### Task brief
Substitute "cost-caption" for each "cost-label" in the stretch from the start of the rows through the row containing "problem-intro: The cutting", and give those rows back with everything else unchanged.

### Material for the task
## begin
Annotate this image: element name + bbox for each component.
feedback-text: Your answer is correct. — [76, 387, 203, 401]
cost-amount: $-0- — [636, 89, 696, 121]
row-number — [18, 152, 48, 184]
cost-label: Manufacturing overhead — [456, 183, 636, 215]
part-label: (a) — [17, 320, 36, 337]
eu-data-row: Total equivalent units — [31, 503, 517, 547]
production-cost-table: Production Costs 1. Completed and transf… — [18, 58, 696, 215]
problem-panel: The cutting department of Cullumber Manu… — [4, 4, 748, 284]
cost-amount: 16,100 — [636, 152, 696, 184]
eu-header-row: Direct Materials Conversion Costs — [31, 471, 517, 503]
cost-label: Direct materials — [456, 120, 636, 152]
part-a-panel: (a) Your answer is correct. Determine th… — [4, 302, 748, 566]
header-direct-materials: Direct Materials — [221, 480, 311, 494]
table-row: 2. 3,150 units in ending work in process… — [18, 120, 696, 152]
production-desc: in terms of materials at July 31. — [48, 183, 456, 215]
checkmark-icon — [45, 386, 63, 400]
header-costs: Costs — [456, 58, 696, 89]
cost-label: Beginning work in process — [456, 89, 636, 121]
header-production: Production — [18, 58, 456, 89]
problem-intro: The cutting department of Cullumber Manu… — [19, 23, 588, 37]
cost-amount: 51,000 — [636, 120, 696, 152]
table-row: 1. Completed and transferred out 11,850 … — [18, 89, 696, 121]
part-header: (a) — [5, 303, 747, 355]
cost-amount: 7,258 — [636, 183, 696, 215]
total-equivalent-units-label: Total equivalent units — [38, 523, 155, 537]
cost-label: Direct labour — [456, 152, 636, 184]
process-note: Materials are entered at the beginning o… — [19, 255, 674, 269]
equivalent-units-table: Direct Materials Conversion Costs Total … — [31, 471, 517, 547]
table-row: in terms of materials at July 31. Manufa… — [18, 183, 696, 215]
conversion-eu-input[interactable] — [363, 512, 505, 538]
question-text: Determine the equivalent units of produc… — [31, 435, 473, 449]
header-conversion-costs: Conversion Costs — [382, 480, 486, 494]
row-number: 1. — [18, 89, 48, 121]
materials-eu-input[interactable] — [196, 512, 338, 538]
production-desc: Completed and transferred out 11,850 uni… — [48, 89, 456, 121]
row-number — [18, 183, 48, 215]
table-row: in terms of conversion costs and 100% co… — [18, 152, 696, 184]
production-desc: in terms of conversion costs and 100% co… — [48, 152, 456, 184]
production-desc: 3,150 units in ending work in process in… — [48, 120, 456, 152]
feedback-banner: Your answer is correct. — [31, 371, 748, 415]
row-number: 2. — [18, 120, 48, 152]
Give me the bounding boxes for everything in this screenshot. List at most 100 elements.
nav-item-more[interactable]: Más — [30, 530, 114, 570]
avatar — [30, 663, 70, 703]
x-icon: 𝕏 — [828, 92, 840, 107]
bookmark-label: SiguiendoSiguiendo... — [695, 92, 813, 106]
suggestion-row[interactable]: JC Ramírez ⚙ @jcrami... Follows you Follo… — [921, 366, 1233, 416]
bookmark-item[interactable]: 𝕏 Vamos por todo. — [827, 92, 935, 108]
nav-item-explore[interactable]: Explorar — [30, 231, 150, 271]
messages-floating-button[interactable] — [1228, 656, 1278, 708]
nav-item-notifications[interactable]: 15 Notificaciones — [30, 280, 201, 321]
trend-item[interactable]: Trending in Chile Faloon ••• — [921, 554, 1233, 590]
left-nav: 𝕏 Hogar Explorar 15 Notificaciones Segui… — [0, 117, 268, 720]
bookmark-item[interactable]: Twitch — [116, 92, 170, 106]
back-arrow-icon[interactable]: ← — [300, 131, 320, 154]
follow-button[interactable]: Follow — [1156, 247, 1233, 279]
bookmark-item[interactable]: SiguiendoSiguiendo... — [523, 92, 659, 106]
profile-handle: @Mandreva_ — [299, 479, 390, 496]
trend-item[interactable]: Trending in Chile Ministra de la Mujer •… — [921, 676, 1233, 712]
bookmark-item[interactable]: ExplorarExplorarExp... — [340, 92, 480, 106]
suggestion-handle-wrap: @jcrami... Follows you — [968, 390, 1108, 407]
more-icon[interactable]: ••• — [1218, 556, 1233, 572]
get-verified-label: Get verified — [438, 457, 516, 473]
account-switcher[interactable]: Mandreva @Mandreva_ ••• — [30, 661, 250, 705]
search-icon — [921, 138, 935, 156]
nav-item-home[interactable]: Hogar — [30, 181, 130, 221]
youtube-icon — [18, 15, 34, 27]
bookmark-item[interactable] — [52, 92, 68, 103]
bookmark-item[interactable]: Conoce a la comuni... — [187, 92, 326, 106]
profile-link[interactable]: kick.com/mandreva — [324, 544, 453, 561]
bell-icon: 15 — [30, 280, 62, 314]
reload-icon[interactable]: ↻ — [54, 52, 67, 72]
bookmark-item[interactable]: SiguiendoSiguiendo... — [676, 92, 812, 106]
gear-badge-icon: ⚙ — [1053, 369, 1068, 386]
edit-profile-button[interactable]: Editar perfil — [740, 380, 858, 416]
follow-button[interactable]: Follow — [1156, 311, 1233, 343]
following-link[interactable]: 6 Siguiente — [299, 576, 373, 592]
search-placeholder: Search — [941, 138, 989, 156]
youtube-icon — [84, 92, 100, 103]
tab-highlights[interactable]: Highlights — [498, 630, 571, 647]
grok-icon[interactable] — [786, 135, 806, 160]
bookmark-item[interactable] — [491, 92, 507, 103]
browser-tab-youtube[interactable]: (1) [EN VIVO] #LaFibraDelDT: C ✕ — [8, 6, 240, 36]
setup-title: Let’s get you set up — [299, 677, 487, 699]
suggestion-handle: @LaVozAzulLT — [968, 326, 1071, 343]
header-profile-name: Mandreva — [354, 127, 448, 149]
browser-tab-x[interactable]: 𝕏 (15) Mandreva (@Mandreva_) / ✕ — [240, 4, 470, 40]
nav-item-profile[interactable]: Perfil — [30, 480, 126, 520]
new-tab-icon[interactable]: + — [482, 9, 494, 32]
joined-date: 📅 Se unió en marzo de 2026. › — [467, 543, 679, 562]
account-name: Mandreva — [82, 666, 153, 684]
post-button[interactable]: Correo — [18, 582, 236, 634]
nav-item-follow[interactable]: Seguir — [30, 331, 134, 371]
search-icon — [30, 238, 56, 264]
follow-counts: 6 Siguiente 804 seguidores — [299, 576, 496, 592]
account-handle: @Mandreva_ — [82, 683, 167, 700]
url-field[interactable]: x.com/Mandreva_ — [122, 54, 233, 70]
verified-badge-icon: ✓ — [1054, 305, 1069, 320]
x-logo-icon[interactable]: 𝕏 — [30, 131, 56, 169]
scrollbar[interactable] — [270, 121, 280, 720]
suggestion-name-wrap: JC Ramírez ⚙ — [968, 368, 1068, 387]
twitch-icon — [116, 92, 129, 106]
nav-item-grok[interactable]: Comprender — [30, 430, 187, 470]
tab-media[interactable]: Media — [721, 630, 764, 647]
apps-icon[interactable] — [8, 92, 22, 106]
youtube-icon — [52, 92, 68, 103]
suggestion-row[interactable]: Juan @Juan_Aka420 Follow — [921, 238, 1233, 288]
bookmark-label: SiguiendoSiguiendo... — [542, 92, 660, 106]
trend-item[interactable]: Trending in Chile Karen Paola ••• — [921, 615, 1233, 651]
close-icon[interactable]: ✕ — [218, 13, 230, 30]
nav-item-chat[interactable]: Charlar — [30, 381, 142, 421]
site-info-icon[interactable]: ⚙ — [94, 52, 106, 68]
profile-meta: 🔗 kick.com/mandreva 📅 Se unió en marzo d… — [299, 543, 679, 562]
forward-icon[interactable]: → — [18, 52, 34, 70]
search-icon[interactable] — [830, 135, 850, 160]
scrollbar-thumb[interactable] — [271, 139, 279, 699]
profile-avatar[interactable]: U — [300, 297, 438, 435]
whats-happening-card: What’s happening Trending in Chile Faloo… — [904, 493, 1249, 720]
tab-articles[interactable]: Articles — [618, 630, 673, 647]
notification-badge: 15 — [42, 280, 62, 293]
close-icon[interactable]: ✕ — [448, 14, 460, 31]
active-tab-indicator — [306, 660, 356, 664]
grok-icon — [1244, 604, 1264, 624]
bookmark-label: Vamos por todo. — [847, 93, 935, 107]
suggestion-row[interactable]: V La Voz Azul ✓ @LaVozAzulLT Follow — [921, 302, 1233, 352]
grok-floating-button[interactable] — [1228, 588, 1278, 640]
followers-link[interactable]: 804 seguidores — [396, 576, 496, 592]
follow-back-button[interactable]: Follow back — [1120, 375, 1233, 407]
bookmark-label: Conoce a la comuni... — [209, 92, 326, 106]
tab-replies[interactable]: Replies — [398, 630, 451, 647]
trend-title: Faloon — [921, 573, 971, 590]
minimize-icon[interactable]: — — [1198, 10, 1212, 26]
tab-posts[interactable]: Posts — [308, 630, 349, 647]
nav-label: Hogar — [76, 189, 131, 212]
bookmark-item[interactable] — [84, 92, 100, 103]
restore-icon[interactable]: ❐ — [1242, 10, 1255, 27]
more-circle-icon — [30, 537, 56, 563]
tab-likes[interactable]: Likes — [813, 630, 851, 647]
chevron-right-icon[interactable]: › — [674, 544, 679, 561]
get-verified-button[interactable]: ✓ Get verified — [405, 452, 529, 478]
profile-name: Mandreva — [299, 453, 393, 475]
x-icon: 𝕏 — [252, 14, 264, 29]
## end
### Worked solution
Annotate this image: element name + bbox for each component.
feedback-text: Your answer is correct. — [76, 387, 203, 401]
cost-amount: $-0- — [636, 89, 696, 121]
row-number — [18, 152, 48, 184]
cost-caption: Manufacturing overhead — [456, 183, 636, 215]
part-label: (a) — [17, 320, 36, 337]
eu-data-row: Total equivalent units — [31, 503, 517, 547]
production-cost-table: Production Costs 1. Completed and transf… — [18, 58, 696, 215]
problem-panel: The cutting department of Cullumber Manu… — [4, 4, 748, 284]
cost-amount: 16,100 — [636, 152, 696, 184]
eu-header-row: Direct Materials Conversion Costs — [31, 471, 517, 503]
cost-caption: Direct materials — [456, 120, 636, 152]
part-a-panel: (a) Your answer is correct. Determine th… — [4, 302, 748, 566]
header-direct-materials: Direct Materials — [221, 480, 311, 494]
table-row: 2. 3,150 units in ending work in process… — [18, 120, 696, 152]
production-desc: in terms of materials at July 31. — [48, 183, 456, 215]
checkmark-icon — [45, 386, 63, 400]
header-costs: Costs — [456, 58, 696, 89]
cost-caption: Beginning work in process — [456, 89, 636, 121]
header-production: Production — [18, 58, 456, 89]
problem-intro: The cutting department of Cullumber Manu… — [19, 23, 588, 37]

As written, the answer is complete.